- **The request**
Pull every line with the word "ylabel" out of the entries below.

- **Stored rows**
——

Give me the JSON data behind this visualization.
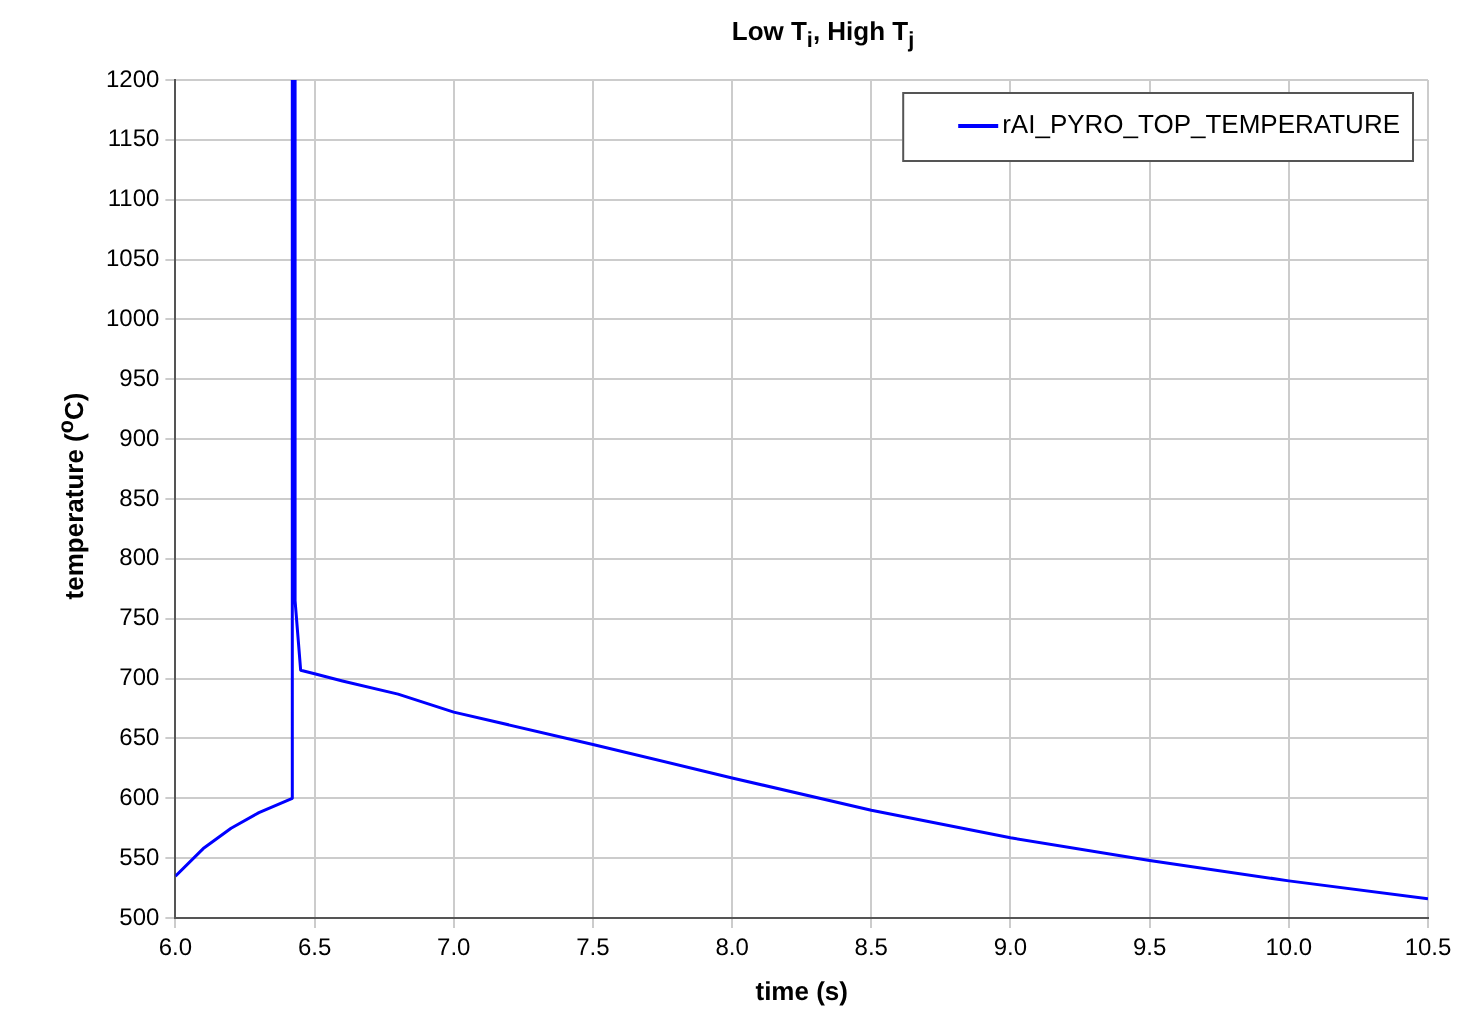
{
  "chart_data": {
    "type": "line",
    "title": "Low T$_{i}$, High T$_{j}$",
    "xlabel": "time (s)",
    "ylabel": "temperature ($^{o}$C)",
    "x": [
      6.0,
      6.1,
      6.2,
      6.3,
      6.42,
      6.42,
      6.43,
      6.43,
      6.45,
      6.5,
      6.6,
      6.8,
      7.0,
      7.5,
      8.0,
      8.5,
      9.0,
      9.5,
      10.0,
      10.5
    ],
    "series": [
      {
        "name": "rAI_PYRO_TOP_TEMPERATURE",
        "color": "#0000ff",
        "values": [
          535,
          558,
          575,
          588,
          600,
          1200,
          1200,
          765,
          707,
          704,
          698,
          687,
          672,
          645,
          617,
          590,
          567,
          548,
          531,
          516
        ]
      }
    ],
    "xlim": [
      6.0,
      10.5
    ],
    "xticks": [
      {
        "value": 6,
        "label": "6.0"
      },
      6.5,
      {
        "value": 7,
        "label": "7.0"
      },
      7.5,
      {
        "value": 8,
        "label": "8.0"
      },
      8.5,
      {
        "value": 9,
        "label": "9.0"
      },
      9.5,
      {
        "value": 10,
        "label": "10.0"
      },
      10.5
    ],
    "ylim": [
      500,
      1200
    ],
    "yticks": [
      500,
      550,
      600,
      650,
      700,
      750,
      800,
      850,
      900,
      950,
      1000,
      1050,
      1100,
      1150,
      1200
    ],
    "grid": true,
    "legend": "top right",
    "marker": "none",
    "line_style": "solid"
  }
}
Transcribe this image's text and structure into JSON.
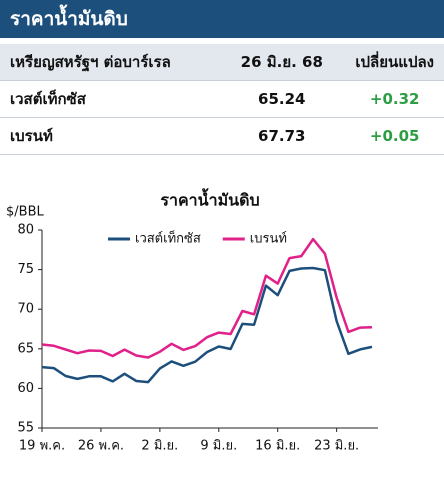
{
  "header": {
    "title": "ราคาน้ำมันดิบ"
  },
  "table": {
    "columns": [
      "เหรียญสหรัฐฯ ต่อบาร์เรล",
      "26 มิ.ย. 68",
      "เปลี่ยนแปลง"
    ],
    "rows": [
      [
        "เวสต์เท็กซัส",
        "65.24",
        "+0.32"
      ],
      [
        "เบรนท์",
        "67.73",
        "+0.05"
      ]
    ]
  },
  "chart_data": {
    "type": "line",
    "title": "ราคาน้ำมันดิบ",
    "y_label": "$/BBL",
    "categories": [
      "19 พ.ค.",
      null,
      null,
      null,
      null,
      "26 พ.ค.",
      null,
      null,
      null,
      null,
      "2 มิ.ย.",
      null,
      null,
      null,
      null,
      "9 มิ.ย.",
      null,
      null,
      null,
      null,
      "16 มิ.ย.",
      null,
      null,
      null,
      null,
      "23 มิ.ย.",
      null,
      null,
      null
    ],
    "series": [
      {
        "name": "เวสต์เท็กซัส",
        "color": "#1d4f7c",
        "values": [
          62.69,
          62.56,
          61.57,
          61.2,
          61.53,
          61.53,
          60.89,
          61.84,
          60.94,
          60.79,
          62.52,
          63.41,
          62.85,
          63.37,
          64.58,
          65.29,
          64.98,
          68.15,
          68.04,
          72.98,
          71.77,
          74.84,
          75.14,
          75.2,
          74.93,
          68.51,
          64.37,
          64.92,
          65.24
        ]
      },
      {
        "name": "เบรนท์",
        "color": "#e0218a",
        "values": [
          65.54,
          65.38,
          64.91,
          64.44,
          64.78,
          64.74,
          64.09,
          64.9,
          64.15,
          63.9,
          64.63,
          65.63,
          64.86,
          65.34,
          66.47,
          67.04,
          66.87,
          69.77,
          69.36,
          74.23,
          73.23,
          76.45,
          76.7,
          78.85,
          77.01,
          71.48,
          67.14,
          67.68,
          67.73
        ]
      }
    ],
    "ylim": [
      55,
      80
    ],
    "yticks": [
      55,
      60,
      65,
      70,
      75,
      80
    ],
    "grid": false,
    "legend": "top"
  }
}
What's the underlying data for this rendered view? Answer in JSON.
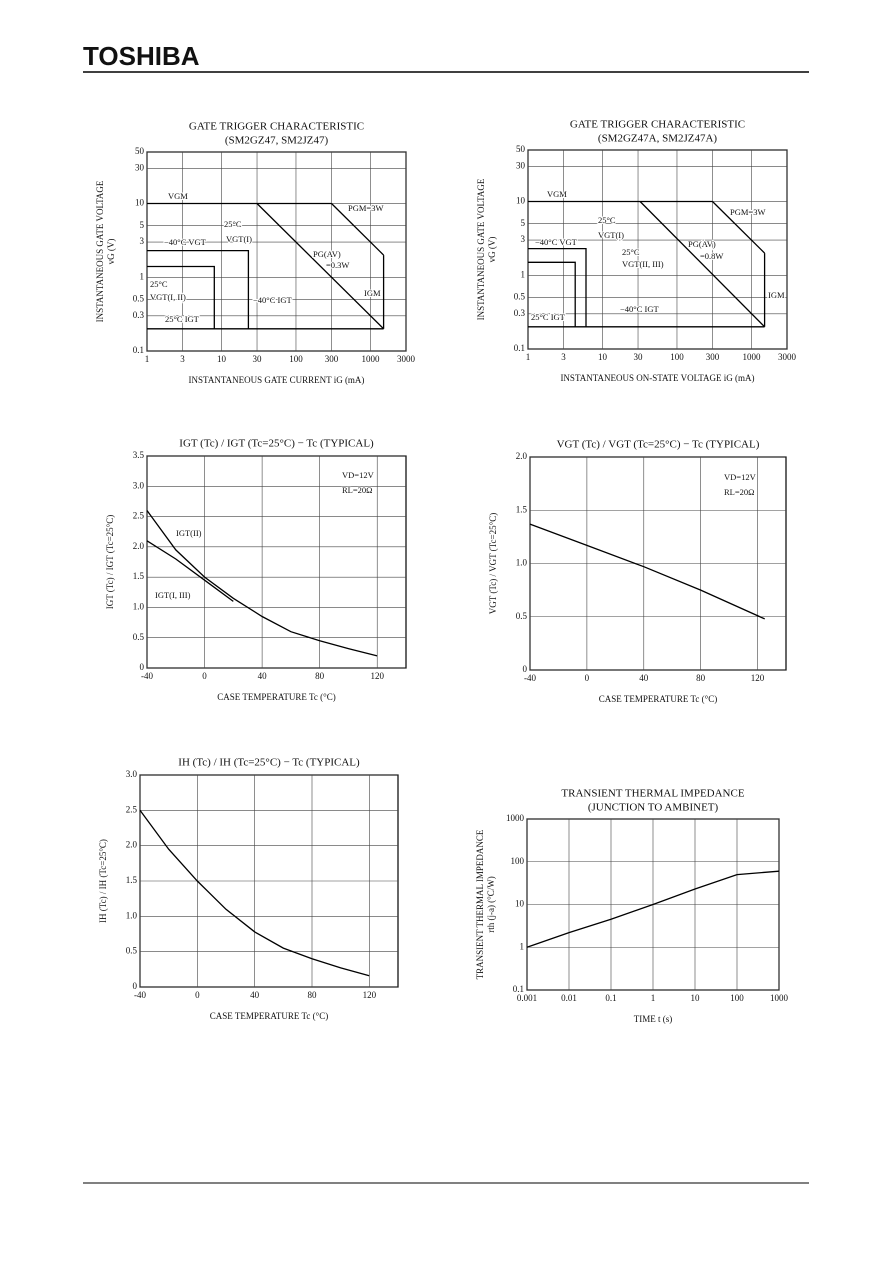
{
  "header": {
    "brand": "TOSHIBA"
  },
  "chart_data": [
    {
      "type": "line",
      "title": "GATE TRIGGER CHARACTERISTIC",
      "subtitle": "(SM2GZ47, SM2JZ47)",
      "xlabel": "INSTANTANEOUS GATE CURRENT  iG  (mA)",
      "ylabel": [
        "INSTANTANEOUS GATE VOLTAGE",
        "vG  (V)"
      ],
      "logx": true,
      "logy": true,
      "grid": true,
      "xlim": [
        1,
        3000
      ],
      "xticks": [
        1,
        3,
        10,
        30,
        100,
        300,
        1000,
        3000
      ],
      "ylim": [
        0.1,
        50
      ],
      "yticks": [
        0.1,
        0.3,
        0.5,
        1,
        3,
        5,
        10,
        30,
        50
      ],
      "series": [
        {
          "color": "#000",
          "x": [
            1,
            300
          ],
          "values": [
            10,
            10
          ]
        },
        {
          "color": "#000",
          "x": [
            300,
            1500
          ],
          "values": [
            10,
            2
          ]
        },
        {
          "color": "#000",
          "x": [
            1500,
            1500
          ],
          "values": [
            2,
            0.2
          ]
        },
        {
          "color": "#000",
          "x": [
            30,
            1500
          ],
          "values": [
            10,
            0.2
          ]
        },
        {
          "color": "#000",
          "x": [
            1,
            8,
            8
          ],
          "values": [
            1.4,
            1.4,
            0.2
          ]
        },
        {
          "color": "#000",
          "x": [
            1,
            23,
            23
          ],
          "values": [
            2.3,
            2.3,
            0.2
          ]
        },
        {
          "color": "#000",
          "x": [
            1,
            1500
          ],
          "values": [
            0.2,
            0.2
          ]
        }
      ],
      "annotations": [
        "VGM",
        "PGM=3W",
        "25°C",
        "VGT(I)",
        "−40°C VGT",
        "PG(AV)",
        "=0.3W",
        "25°C",
        "VGT(I, II)",
        "IGM",
        "−40°C IGT",
        "25°C IGT"
      ]
    },
    {
      "type": "line",
      "title": "GATE TRIGGER CHARACTERISTIC",
      "subtitle": "(SM2GZ47A, SM2JZ47A)",
      "xlabel": "INSTANTANEOUS ON-STATE VOLTAGE  iG  (mA)",
      "ylabel": [
        "INSTANTANEOUS GATE VOLTAGE",
        "vG  (V)"
      ],
      "logx": true,
      "logy": true,
      "grid": true,
      "xlim": [
        1,
        3000
      ],
      "xticks": [
        1,
        3,
        10,
        30,
        100,
        300,
        1000,
        3000
      ],
      "ylim": [
        0.1,
        50
      ],
      "yticks": [
        0.1,
        0.3,
        0.5,
        1,
        3,
        5,
        10,
        30,
        50
      ],
      "series": [
        {
          "color": "#000",
          "x": [
            1,
            300
          ],
          "values": [
            10,
            10
          ]
        },
        {
          "color": "#000",
          "x": [
            300,
            1500
          ],
          "values": [
            10,
            2
          ]
        },
        {
          "color": "#000",
          "x": [
            1500,
            1500
          ],
          "values": [
            2,
            0.2
          ]
        },
        {
          "color": "#000",
          "x": [
            32,
            1500
          ],
          "values": [
            10,
            0.2
          ]
        },
        {
          "color": "#000",
          "x": [
            1,
            4.3,
            4.3
          ],
          "values": [
            1.5,
            1.5,
            0.2
          ]
        },
        {
          "color": "#000",
          "x": [
            1,
            6,
            6
          ],
          "values": [
            2.3,
            2.3,
            0.2
          ]
        },
        {
          "color": "#000",
          "x": [
            1,
            1500
          ],
          "values": [
            0.2,
            0.2
          ]
        }
      ],
      "annotations": [
        "VGM",
        "PGM=3W",
        "25°C",
        "−40°C VGT",
        "VGT(I)",
        "25°C",
        "VGT(II, III)",
        "PG(AV)",
        "=0.8W",
        "IGM",
        "−40°C IGT",
        "25°C IGT"
      ]
    },
    {
      "type": "line",
      "title": "IGT (Tc) / IGT (Tc=25°C)  −  Tc   (TYPICAL)",
      "xlabel": "CASE TEMPERATURE   Tc   (°C)",
      "ylabel": "IGT (Tc) / IGT (Tc=25°C)",
      "grid": true,
      "xlim": [
        -40,
        140
      ],
      "xticks": [
        -40,
        0,
        40,
        80,
        120
      ],
      "ylim": [
        0,
        3.5
      ],
      "yticks": [
        0,
        0.5,
        {
          "value": 1,
          "label": "1.0"
        },
        1.5,
        {
          "value": 2,
          "label": "2.0"
        },
        2.5,
        {
          "value": 3,
          "label": "3.0"
        },
        3.5
      ],
      "series": [
        {
          "color": "#000",
          "x": [
            -40,
            -20,
            0,
            20,
            40,
            60,
            80,
            100,
            120
          ],
          "values": [
            2.6,
            1.95,
            1.5,
            1.15,
            0.85,
            0.6,
            0.45,
            0.32,
            0.2
          ]
        },
        {
          "color": "#000",
          "x": [
            -40,
            -20,
            0,
            20
          ],
          "values": [
            2.1,
            1.8,
            1.45,
            1.1
          ]
        }
      ],
      "annotations": [
        "VD=12V",
        "RL=20Ω",
        "IGT(II)",
        "IGT(I, III)"
      ]
    },
    {
      "type": "line",
      "title": "VGT (Tc) / VGT (Tc=25°C)  −  Tc   (TYPICAL)",
      "xlabel": "CASE TEMPERATURE   Tc   (°C)",
      "ylabel": "VGT (Tc) / VGT (Tc=25°C)",
      "grid": true,
      "xlim": [
        -40,
        140
      ],
      "xticks": [
        -40,
        0,
        40,
        80,
        120
      ],
      "ylim": [
        0,
        2
      ],
      "yticks": [
        0,
        0.5,
        {
          "value": 1,
          "label": "1.0"
        },
        1.5,
        {
          "value": 2,
          "label": "2.0"
        }
      ],
      "series": [
        {
          "color": "#000",
          "x": [
            -40,
            0,
            40,
            80,
            125
          ],
          "values": [
            1.37,
            1.17,
            0.97,
            0.75,
            0.48
          ]
        }
      ],
      "annotations": [
        "VD=12V",
        "RL=20Ω"
      ]
    },
    {
      "type": "line",
      "title": "IH (Tc) / IH (Tc=25°C)  −  Tc   (TYPICAL)",
      "xlabel": "CASE TEMPERATURE   Tc   (°C)",
      "ylabel": "IH (Tc) / IH (Tc=25°C)",
      "grid": true,
      "xlim": [
        -40,
        140
      ],
      "xticks": [
        -40,
        0,
        40,
        80,
        120
      ],
      "ylim": [
        0,
        3
      ],
      "yticks": [
        0,
        0.5,
        {
          "value": 1,
          "label": "1.0"
        },
        1.5,
        {
          "value": 2,
          "label": "2.0"
        },
        2.5,
        {
          "value": 3,
          "label": "3.0"
        }
      ],
      "series": [
        {
          "color": "#000",
          "x": [
            -40,
            -20,
            0,
            20,
            40,
            60,
            80,
            100,
            120
          ],
          "values": [
            2.5,
            1.95,
            1.5,
            1.1,
            0.78,
            0.55,
            0.4,
            0.27,
            0.16
          ]
        }
      ],
      "annotations": []
    },
    {
      "type": "line",
      "title": "TRANSIENT THERMAL IMPEDANCE",
      "subtitle": "(JUNCTION TO AMBINET)",
      "xlabel": "TIME   t   (s)",
      "ylabel": [
        "TRANSIENT THERMAL IMPEDANCE",
        "rth (j-a)  (°C/W)"
      ],
      "logx": true,
      "logy": true,
      "grid": true,
      "xlim": [
        0.001,
        1000
      ],
      "xticks": [
        0.001,
        0.01,
        0.1,
        1,
        10,
        100,
        1000
      ],
      "ylim": [
        0.1,
        1000
      ],
      "yticks": [
        0.1,
        1,
        10,
        100,
        1000
      ],
      "series": [
        {
          "color": "#000",
          "x": [
            0.001,
            0.01,
            0.1,
            1,
            10,
            100,
            1000
          ],
          "values": [
            1,
            2.2,
            4.5,
            10,
            23,
            50,
            60
          ]
        }
      ],
      "annotations": []
    }
  ]
}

——

- **Completed task**
    "ylabel": "temperature ($^{o}$C)",
      "ylabel": [
      "ylabel": [
      "ylabel": "IGT (Tc) / IGT (Tc=25°C)",
      "ylabel": "VGT (Tc) / VGT (Tc=25°C)",
      "ylabel": "IH (Tc) / IH (Tc=25°C)",
      "ylabel": [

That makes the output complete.